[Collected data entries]
# # # # # # #

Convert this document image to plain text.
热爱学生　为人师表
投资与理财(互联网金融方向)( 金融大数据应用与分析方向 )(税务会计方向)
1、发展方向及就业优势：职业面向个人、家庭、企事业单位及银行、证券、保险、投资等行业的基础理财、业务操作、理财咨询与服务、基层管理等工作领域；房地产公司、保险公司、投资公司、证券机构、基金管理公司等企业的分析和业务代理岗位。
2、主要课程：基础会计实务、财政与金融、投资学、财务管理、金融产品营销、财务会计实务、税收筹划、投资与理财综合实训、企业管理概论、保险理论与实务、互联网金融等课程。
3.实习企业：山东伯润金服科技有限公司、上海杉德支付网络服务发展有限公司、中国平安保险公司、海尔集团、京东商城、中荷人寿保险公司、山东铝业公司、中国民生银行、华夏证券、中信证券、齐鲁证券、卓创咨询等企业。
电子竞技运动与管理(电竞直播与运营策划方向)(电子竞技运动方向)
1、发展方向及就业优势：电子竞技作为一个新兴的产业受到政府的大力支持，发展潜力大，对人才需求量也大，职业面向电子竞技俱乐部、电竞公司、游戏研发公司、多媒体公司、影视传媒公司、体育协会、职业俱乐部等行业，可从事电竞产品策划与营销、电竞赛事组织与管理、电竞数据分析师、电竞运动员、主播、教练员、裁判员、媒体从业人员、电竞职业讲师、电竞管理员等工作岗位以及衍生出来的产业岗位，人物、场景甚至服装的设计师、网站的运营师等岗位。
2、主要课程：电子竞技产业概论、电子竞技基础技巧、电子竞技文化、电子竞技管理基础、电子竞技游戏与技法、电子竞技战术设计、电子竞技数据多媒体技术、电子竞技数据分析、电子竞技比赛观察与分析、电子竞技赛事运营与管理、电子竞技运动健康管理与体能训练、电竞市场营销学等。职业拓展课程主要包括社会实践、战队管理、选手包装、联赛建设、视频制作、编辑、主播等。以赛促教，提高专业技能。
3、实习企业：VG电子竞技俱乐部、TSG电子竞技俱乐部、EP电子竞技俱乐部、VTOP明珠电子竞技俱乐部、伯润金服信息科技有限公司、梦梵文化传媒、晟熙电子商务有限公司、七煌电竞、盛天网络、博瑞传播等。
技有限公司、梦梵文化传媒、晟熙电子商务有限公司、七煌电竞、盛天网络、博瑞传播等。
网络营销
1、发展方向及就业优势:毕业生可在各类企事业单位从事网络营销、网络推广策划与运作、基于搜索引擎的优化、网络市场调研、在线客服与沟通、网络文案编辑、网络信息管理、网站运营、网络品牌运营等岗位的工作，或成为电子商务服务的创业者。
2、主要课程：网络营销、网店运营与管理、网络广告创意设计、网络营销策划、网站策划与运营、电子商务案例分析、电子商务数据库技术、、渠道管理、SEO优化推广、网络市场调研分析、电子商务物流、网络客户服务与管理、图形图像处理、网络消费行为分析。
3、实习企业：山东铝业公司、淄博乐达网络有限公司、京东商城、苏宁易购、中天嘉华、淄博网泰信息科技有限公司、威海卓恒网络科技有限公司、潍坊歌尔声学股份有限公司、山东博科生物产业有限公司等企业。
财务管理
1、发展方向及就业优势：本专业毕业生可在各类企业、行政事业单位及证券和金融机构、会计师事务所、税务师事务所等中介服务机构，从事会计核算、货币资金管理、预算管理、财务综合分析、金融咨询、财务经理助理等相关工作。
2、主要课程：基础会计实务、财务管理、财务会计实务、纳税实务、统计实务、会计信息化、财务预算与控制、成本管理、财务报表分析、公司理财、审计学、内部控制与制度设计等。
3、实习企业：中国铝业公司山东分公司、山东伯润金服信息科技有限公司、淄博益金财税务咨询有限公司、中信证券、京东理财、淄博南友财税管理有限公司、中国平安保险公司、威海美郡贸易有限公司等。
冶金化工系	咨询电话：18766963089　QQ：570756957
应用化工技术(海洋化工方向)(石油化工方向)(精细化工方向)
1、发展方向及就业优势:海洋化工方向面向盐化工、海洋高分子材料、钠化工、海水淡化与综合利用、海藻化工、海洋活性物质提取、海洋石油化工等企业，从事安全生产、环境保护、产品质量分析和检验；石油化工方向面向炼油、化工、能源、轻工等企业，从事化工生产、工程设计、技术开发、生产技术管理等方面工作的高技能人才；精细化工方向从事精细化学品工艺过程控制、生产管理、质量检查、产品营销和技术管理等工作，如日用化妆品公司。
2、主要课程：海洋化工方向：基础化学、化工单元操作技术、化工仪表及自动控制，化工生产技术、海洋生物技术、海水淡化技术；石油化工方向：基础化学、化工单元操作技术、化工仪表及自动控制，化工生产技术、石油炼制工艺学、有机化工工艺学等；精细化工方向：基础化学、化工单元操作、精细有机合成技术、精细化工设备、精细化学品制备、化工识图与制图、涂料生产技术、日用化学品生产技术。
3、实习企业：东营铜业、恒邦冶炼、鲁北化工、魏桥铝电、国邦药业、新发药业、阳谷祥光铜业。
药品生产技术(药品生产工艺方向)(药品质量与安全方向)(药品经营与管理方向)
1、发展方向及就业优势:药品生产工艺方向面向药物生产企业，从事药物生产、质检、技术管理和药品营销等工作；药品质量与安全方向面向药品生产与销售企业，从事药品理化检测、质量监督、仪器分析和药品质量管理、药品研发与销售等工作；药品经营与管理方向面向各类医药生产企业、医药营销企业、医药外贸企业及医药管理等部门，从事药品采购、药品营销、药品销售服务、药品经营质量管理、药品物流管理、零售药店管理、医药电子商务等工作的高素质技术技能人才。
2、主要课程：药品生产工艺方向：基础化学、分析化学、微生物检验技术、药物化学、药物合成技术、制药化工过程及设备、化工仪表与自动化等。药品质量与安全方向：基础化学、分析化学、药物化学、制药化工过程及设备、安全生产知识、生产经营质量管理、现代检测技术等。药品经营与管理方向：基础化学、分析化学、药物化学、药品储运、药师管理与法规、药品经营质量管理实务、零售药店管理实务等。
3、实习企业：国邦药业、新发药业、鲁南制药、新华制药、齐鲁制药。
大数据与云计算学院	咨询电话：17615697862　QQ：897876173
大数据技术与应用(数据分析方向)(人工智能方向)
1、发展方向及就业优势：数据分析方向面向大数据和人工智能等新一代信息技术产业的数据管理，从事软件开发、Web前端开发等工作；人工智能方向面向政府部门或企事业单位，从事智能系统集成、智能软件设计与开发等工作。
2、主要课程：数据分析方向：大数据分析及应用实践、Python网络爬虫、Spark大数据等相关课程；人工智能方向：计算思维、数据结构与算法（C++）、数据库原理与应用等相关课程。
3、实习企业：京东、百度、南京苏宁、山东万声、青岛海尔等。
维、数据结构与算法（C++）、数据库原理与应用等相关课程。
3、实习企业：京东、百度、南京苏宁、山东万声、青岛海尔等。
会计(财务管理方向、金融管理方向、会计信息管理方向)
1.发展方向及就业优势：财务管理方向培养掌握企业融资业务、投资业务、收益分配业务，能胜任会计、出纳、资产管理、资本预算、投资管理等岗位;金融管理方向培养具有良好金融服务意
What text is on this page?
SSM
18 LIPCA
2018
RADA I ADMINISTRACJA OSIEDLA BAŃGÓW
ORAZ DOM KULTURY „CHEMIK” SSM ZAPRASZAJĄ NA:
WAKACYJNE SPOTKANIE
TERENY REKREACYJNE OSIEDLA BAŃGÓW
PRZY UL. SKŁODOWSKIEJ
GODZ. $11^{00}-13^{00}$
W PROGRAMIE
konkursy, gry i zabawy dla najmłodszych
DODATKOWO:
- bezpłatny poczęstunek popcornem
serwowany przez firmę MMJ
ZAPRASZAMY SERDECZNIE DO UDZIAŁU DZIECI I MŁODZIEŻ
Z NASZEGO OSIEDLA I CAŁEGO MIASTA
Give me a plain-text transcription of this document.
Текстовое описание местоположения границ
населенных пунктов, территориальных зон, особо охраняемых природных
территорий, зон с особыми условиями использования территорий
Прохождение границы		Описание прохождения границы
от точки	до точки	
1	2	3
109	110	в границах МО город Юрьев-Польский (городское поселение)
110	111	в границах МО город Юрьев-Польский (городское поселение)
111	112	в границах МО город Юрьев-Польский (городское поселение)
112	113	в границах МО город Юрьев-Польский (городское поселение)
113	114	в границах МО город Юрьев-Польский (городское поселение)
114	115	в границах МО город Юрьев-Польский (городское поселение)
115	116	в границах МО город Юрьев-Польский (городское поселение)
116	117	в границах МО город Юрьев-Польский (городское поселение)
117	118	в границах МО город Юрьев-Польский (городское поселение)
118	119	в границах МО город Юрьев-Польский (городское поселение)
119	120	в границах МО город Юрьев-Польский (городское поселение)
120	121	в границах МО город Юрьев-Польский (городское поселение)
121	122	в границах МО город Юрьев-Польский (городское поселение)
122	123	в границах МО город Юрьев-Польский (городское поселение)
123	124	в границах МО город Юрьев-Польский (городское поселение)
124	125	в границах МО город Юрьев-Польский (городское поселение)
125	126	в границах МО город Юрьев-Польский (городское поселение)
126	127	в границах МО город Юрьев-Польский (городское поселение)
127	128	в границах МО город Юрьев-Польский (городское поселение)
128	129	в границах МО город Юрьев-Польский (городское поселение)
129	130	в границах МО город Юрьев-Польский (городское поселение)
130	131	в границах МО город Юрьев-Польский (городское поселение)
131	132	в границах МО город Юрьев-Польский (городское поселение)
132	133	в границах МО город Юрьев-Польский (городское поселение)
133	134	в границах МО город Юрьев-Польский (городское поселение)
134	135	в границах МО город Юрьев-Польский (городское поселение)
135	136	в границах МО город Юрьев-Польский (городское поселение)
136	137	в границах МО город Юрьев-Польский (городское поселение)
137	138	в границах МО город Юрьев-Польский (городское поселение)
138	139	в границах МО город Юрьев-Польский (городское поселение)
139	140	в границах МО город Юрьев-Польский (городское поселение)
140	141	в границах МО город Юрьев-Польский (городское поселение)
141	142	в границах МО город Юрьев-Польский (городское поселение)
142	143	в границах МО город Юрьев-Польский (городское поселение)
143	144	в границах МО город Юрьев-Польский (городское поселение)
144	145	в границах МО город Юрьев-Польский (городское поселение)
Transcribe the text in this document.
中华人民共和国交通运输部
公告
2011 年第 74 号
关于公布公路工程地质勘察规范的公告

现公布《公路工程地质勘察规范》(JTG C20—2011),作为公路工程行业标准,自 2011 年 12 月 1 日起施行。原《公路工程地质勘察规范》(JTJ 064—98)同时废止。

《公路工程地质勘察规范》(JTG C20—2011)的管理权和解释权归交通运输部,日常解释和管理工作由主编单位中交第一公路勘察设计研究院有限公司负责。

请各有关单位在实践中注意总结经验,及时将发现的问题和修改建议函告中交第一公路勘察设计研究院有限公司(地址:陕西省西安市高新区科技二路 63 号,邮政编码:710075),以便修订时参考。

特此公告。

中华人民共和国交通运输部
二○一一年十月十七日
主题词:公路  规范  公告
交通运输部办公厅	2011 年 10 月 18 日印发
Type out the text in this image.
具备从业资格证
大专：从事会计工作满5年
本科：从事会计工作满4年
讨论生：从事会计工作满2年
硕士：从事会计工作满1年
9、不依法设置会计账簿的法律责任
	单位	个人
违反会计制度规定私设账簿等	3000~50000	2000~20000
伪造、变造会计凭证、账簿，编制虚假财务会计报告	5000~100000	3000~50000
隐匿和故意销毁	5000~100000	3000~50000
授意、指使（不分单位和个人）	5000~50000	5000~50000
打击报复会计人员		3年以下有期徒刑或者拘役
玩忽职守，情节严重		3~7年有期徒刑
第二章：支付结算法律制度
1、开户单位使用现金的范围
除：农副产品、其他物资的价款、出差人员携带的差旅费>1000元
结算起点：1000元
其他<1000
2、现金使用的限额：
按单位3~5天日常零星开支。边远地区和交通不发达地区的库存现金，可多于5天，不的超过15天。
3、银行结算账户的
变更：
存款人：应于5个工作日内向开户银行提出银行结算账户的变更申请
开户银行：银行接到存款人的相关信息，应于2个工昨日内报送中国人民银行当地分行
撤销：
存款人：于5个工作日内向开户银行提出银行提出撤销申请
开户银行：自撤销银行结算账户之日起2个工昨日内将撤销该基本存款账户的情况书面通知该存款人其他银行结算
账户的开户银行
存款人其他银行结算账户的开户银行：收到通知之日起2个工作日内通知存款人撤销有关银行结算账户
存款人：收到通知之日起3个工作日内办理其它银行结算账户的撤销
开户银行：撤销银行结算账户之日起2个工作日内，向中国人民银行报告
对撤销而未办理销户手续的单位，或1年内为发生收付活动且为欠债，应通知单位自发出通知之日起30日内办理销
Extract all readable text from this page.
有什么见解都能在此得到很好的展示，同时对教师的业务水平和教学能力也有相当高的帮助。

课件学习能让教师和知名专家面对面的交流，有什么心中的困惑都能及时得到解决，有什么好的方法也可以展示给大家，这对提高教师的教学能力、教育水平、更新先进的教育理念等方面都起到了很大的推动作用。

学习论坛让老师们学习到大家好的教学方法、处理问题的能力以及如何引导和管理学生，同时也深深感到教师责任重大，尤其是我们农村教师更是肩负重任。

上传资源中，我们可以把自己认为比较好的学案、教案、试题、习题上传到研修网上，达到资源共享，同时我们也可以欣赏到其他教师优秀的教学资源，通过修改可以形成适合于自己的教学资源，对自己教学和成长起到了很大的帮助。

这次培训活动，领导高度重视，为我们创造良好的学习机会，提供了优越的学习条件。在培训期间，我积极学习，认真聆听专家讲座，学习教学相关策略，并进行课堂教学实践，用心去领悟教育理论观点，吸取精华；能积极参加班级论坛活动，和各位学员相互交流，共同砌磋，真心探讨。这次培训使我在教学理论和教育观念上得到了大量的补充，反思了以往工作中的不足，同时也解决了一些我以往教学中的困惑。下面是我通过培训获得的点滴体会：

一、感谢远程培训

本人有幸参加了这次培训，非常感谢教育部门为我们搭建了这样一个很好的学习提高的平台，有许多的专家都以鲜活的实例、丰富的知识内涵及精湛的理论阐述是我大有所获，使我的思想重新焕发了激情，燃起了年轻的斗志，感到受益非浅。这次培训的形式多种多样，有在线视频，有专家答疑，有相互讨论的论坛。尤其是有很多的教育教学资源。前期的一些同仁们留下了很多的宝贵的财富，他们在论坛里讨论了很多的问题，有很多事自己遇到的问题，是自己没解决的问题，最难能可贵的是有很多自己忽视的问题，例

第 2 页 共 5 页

# # # # # # #

▶ What is needed:
From the data above, copy out every line with the string "image" in it.

▶ Task output:
Convert this document image to plain text.
Type out the text in this image.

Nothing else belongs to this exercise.